Excerpts from a figure dataset:

=======

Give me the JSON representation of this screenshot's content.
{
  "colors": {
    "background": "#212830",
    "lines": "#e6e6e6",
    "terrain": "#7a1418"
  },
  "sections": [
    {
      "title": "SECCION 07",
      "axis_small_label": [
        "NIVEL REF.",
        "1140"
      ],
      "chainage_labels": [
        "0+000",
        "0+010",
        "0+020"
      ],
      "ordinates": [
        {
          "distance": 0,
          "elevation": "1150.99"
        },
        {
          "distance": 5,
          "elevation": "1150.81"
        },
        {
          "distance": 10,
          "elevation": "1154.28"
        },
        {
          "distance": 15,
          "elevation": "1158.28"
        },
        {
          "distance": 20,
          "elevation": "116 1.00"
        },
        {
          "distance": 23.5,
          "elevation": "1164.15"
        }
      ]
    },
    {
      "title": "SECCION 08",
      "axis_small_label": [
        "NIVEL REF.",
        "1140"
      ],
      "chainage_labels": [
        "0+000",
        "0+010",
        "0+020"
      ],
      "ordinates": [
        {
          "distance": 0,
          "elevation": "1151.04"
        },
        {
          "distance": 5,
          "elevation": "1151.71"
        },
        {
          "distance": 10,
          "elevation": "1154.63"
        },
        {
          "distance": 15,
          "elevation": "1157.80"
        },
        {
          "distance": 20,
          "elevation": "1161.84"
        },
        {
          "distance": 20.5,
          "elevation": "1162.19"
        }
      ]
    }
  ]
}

=======

Task description:
Print the records once more, exactly as they were given.

The completed task:
Give me the JSON representation of this screenshot's content.
{
  "colors": {
    "background": "#212830",
    "lines": "#e6e6e6",
    "terrain": "#7a1418"
  },
  "sections": [
    {
      "title": "SECCION 07",
      "axis_small_label": [
        "NIVEL REF.",
        "1140"
      ],
      "chainage_labels": [
        "0+000",
        "0+010",
        "0+020"
      ],
      "ordinates": [
        {
          "distance": 0,
          "elevation": "1150.99"
        },
        {
          "distance": 5,
          "elevation": "1150.81"
        },
        {
          "distance": 10,
          "elevation": "1154.28"
        },
        {
          "distance": 15,
          "elevation": "1158.28"
        },
        {
          "distance": 20,
          "elevation": "116 1.00"
        },
        {
          "distance": 23.5,
          "elevation": "1164.15"
        }
      ]
    },
    {
      "title": "SECCION 08",
      "axis_small_label": [
        "NIVEL REF.",
        "1140"
      ],
      "chainage_labels": [
        "0+000",
        "0+010",
        "0+020"
      ],
      "ordinates": [
        {
          "distance": 0,
          "elevation": "1151.04"
        },
        {
          "distance": 5,
          "elevation": "1151.71"
        },
        {
          "distance": 10,
          "elevation": "1154.63"
        },
        {
          "distance": 15,
          "elevation": "1157.80"
        },
        {
          "distance": 20,
          "elevation": "1161.84"
        },
        {
          "distance": 20.5,
          "elevation": "1162.19"
        }
      ]
    }
  ]
}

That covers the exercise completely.